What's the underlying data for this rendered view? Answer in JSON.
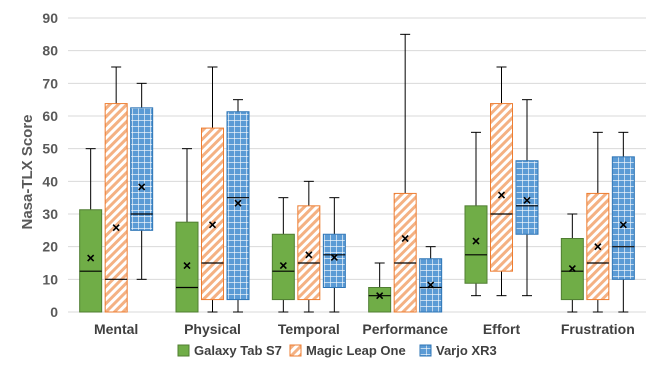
{
  "chart_data": {
    "type": "box",
    "ylabel": "Nasa-TLX Score",
    "xlabel": "",
    "ylim": [
      0,
      90
    ],
    "yticks": [
      0,
      10,
      20,
      30,
      40,
      50,
      60,
      70,
      80,
      90
    ],
    "grid": true,
    "legend_position": "bottom",
    "categories": [
      "Mental",
      "Physical",
      "Temporal",
      "Performance",
      "Effort",
      "Frustration"
    ],
    "series": [
      {
        "name": "Galaxy Tab S7",
        "color": "#70ad47",
        "pattern": "solid",
        "boxes": [
          {
            "min": 0,
            "q1": 0,
            "median": 12.5,
            "q3": 31.3,
            "max": 50,
            "mean": 16.5
          },
          {
            "min": 0,
            "q1": 0,
            "median": 7.5,
            "q3": 27.5,
            "max": 50,
            "mean": 14.2
          },
          {
            "min": 0,
            "q1": 3.8,
            "median": 12.5,
            "q3": 23.8,
            "max": 35,
            "mean": 14.2
          },
          {
            "min": 0,
            "q1": 0,
            "median": 5,
            "q3": 7.5,
            "max": 15,
            "mean": 5
          },
          {
            "min": 5,
            "q1": 8.8,
            "median": 17.5,
            "q3": 32.5,
            "max": 55,
            "mean": 21.7
          },
          {
            "min": 0,
            "q1": 3.8,
            "median": 12.5,
            "q3": 22.5,
            "max": 30,
            "mean": 13.3
          }
        ]
      },
      {
        "name": "Magic Leap One",
        "color": "#f4b183",
        "pattern": "diagonal-hatch",
        "boxes": [
          {
            "min": 0,
            "q1": 0,
            "median": 10,
            "q3": 63.8,
            "max": 75,
            "mean": 25.8
          },
          {
            "min": 0,
            "q1": 3.8,
            "median": 15,
            "q3": 56.3,
            "max": 75,
            "mean": 26.7
          },
          {
            "min": 0,
            "q1": 3.8,
            "median": 15,
            "q3": 32.5,
            "max": 40,
            "mean": 17.5
          },
          {
            "min": 0,
            "q1": 0,
            "median": 15,
            "q3": 36.3,
            "max": 85,
            "mean": 22.5
          },
          {
            "min": 5,
            "q1": 12.5,
            "median": 30,
            "q3": 63.8,
            "max": 75,
            "mean": 35.8
          },
          {
            "min": 0,
            "q1": 3.8,
            "median": 15,
            "q3": 36.3,
            "max": 55,
            "mean": 20
          }
        ]
      },
      {
        "name": "Varjo XR3",
        "color": "#5b9bd5",
        "pattern": "grid-hatch",
        "boxes": [
          {
            "min": 10,
            "q1": 25,
            "median": 30,
            "q3": 62.5,
            "max": 70,
            "mean": 38.3
          },
          {
            "min": 0,
            "q1": 3.8,
            "median": 35,
            "q3": 61.3,
            "max": 65,
            "mean": 33.3
          },
          {
            "min": 0,
            "q1": 7.5,
            "median": 17.5,
            "q3": 23.8,
            "max": 35,
            "mean": 16.7
          },
          {
            "min": 0,
            "q1": 0,
            "median": 7.5,
            "q3": 16.3,
            "max": 20,
            "mean": 8.3
          },
          {
            "min": 5,
            "q1": 23.8,
            "median": 32.5,
            "q3": 46.3,
            "max": 65,
            "mean": 34.2
          },
          {
            "min": 0,
            "q1": 10,
            "median": 20,
            "q3": 47.5,
            "max": 55,
            "mean": 26.7
          }
        ]
      }
    ]
  }
}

Problem to solve:
Copy every line from the records above that contains the word "name".

Written reply:
        "name": "Galaxy Tab S7",
        "name": "Magic Leap One",
        "name": "Varjo XR3",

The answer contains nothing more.